| Goal |
Show all lines of the listing that hold the word "定然是世上没有的珍奇".

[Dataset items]
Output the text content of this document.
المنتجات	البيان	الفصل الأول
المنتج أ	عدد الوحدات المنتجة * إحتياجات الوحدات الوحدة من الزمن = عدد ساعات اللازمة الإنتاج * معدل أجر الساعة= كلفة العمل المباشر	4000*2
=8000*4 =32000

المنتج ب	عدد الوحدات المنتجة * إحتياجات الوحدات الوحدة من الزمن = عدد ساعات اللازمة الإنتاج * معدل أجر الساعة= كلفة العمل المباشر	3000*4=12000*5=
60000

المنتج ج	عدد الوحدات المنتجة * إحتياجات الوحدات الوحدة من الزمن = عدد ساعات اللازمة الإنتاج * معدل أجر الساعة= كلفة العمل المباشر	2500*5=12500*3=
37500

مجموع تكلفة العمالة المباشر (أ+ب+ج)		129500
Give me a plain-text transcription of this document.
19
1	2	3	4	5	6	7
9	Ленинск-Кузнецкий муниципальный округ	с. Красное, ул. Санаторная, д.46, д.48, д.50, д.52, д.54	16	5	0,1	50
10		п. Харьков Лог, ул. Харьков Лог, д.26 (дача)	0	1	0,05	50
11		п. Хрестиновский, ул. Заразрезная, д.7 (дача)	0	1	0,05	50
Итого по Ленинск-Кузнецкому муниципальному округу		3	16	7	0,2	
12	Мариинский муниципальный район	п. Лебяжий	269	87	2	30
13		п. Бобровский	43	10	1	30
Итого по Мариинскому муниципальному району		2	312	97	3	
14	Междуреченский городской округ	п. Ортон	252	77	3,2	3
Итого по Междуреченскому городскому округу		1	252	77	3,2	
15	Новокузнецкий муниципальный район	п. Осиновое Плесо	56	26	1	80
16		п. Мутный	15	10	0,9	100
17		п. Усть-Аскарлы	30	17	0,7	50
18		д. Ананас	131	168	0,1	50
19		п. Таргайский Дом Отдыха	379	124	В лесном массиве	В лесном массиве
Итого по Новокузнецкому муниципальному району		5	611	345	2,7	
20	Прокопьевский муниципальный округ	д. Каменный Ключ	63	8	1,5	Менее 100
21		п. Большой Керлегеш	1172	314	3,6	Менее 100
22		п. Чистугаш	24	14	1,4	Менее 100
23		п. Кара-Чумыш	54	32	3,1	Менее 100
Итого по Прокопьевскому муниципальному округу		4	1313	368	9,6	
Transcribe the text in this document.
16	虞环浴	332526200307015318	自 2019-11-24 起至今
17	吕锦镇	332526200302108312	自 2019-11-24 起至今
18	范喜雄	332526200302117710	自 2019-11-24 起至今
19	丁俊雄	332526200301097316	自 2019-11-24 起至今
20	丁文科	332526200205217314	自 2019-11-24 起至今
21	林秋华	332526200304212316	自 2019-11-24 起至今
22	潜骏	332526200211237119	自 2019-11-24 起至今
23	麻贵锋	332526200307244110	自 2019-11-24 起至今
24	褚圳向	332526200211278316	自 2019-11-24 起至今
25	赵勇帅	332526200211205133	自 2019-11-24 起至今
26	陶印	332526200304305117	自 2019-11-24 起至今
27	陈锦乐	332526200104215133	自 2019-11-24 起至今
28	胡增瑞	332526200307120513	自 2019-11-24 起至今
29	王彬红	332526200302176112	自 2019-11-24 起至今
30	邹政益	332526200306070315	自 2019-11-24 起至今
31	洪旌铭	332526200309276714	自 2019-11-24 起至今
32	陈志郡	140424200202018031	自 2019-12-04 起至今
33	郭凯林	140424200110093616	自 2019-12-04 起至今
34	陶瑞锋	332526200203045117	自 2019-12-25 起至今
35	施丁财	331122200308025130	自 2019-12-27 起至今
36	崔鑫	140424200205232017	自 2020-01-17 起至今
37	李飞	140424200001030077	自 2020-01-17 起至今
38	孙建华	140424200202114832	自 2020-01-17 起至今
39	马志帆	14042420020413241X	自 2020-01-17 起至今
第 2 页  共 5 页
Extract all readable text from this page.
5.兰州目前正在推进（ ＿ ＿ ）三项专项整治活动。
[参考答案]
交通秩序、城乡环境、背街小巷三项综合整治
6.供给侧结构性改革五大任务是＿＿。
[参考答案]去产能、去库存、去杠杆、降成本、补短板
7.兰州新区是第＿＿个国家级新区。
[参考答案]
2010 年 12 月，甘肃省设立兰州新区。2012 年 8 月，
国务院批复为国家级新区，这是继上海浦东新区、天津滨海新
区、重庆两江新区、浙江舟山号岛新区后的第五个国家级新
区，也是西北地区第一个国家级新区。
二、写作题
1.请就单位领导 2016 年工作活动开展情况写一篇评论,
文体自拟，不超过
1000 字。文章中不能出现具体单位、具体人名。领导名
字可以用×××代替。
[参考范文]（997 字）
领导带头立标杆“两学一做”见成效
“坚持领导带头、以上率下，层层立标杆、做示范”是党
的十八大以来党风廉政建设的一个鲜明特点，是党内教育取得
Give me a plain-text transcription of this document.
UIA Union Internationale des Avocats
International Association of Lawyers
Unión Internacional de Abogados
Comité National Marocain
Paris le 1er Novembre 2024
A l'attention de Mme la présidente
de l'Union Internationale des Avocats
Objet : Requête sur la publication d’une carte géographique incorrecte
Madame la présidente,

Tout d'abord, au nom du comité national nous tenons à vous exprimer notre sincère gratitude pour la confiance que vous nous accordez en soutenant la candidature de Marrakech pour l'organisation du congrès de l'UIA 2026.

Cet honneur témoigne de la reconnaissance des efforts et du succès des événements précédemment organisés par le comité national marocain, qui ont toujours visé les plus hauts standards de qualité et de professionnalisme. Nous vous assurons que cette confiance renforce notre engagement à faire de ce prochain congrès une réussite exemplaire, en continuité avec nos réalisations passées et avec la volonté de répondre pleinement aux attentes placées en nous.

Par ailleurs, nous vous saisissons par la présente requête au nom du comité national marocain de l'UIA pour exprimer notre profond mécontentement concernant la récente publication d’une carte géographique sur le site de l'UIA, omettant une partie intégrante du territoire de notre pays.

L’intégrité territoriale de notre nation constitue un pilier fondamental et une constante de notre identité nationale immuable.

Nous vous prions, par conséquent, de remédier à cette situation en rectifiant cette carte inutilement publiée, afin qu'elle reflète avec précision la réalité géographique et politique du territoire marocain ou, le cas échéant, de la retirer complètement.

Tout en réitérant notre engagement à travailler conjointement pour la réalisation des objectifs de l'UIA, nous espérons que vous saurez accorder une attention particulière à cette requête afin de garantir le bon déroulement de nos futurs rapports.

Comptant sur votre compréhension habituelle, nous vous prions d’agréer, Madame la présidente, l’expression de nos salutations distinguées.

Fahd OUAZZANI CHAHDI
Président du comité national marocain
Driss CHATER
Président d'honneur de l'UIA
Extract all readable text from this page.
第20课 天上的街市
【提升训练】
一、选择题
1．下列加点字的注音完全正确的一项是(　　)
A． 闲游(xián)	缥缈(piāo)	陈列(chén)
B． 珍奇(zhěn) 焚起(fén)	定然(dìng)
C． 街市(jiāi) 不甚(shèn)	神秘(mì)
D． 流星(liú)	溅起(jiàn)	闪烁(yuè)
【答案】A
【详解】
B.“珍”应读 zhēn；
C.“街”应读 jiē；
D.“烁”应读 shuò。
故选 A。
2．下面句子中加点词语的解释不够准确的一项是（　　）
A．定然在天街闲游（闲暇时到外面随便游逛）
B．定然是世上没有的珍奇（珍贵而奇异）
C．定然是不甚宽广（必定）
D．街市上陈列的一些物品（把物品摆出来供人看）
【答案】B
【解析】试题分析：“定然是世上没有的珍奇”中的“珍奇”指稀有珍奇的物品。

| Solution to this task |
B．定然是世上没有的珍奇（珍贵而奇异）
【解析】试题分析：“定然是世上没有的珍奇”中的“珍奇”指稀有珍奇的物品。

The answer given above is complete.